:: Supplied records ::
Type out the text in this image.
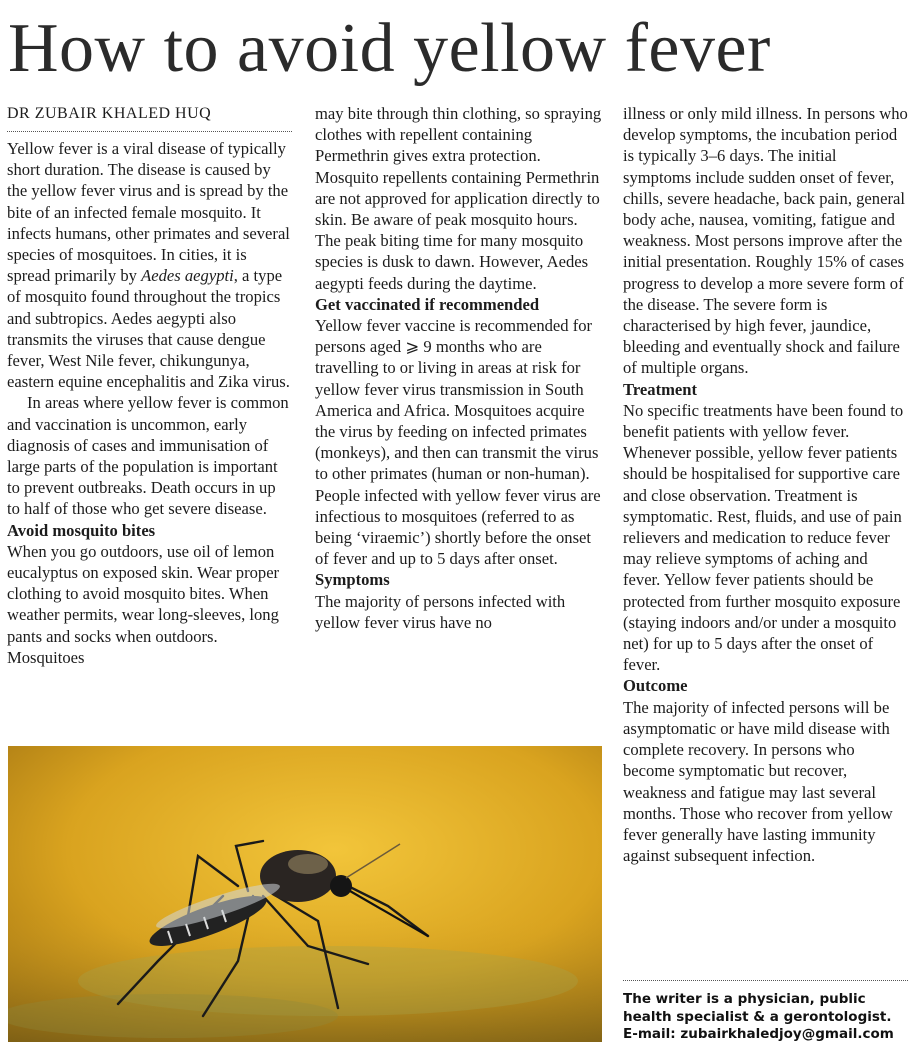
How to avoid yellow fever

DR ZUBAIR KHALED HUQ

Yellow fever is a viral disease of typically short duration. The disease is caused by the yellow fever virus and is spread by the bite of an infected female mosquito. It infects humans, other primates and several species of mosquitoes. In cities, it is spread primarily by Aedes aegypti, a type of mosquito found throughout the tropics and subtropics. Aedes aegypti also transmits the viruses that cause dengue fever, West Nile fever, chikungunya, eastern equine encephalitis and Zika virus.

In areas where yellow fever is common and vaccination is uncommon, early diagnosis of cases and immunisation of large parts of the population is important to prevent outbreaks. Death occurs in up to half of those who get severe disease.

Avoid mosquito bites

When you go outdoors, use oil of lemon eucalyptus on exposed skin. Wear proper clothing to avoid mosquito bites. When weather permits, wear long-sleeves, long pants and socks when outdoors. Mosquitoes

may bite through thin clothing, so spraying clothes with repellent containing Permethrin gives extra protection. Mosquito repellents containing Permethrin are not approved for application directly to skin. Be aware of peak mosquito hours. The peak biting time for many mosquito species is dusk to dawn. However, Aedes aegypti feeds during the daytime.

Get vaccinated if recommended

Yellow fever vaccine is recommended for persons aged ⩾ 9 months who are travelling to or living in areas at risk for yellow fever virus transmission in South America and Africa. Mosquitoes acquire the virus by feeding on infected primates (monkeys), and then can transmit the virus to other primates (human or non-human). People infected with yellow fever virus are infectious to mosquitoes (referred to as being ‘viraemic’) shortly before the onset of fever and up to 5 days after onset.

Symptoms

The majority of persons infected with yellow fever virus have no

illness or only mild illness. In persons who develop symptoms, the incubation period is typically 3–6 days. The initial symptoms include sudden onset of fever, chills, severe headache, back pain, general body ache, nausea, vomiting, fatigue and weakness. Most persons improve after the initial presentation. Roughly 15% of cases progress to develop a more severe form of the disease. The severe form is characterised by high fever, jaundice, bleeding and eventually shock and failure of multiple organs.

Treatment

No specific treatments have been found to benefit patients with yellow fever. Whenever possible, yellow fever patients should be hospitalised for supportive care and close observation. Treatment is symptomatic. Rest, fluids, and use of pain relievers and medication to reduce fever may relieve symptoms of aching and fever. Yellow fever patients should be protected from further mosquito exposure (staying indoors and/or under a mosquito net) for up to 5 days after the onset of fever.

Outcome

The majority of infected persons will be asymptomatic or have mild disease with complete recovery. In persons who become symptomatic but recover, weakness and fatigue may last several months. Those who recover from yellow fever generally have lasting immunity against subsequent infection.

The writer is a physician, public health specialist & a gerontologist.

E-mail: zubairkhaledjoy@gmail.com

:: Problem requirements ::
Out of the preceding entries, pull every line containing the string "weakness".

:: Finished task ::
illness or only mild illness. In persons who develop symptoms, the incubation period is typically 3–6 days. The initial symptoms include sudden onset of fever, chills, severe headache, back pain, general body ache, nausea, vomiting, fatigue and weakness. Most persons improve after the initial presentation. Roughly 15% of cases progress to develop a more severe form of the disease. The severe form is characterised by high fever, jaundice, bleeding and eventually shock and failure of multiple organs.
The majority of infected persons will be asymptomatic or have mild disease with complete recovery. In persons who become symptomatic but recover, weakness and fatigue may last several months. Those who recover from yellow fever generally have lasting immunity against subsequent infection.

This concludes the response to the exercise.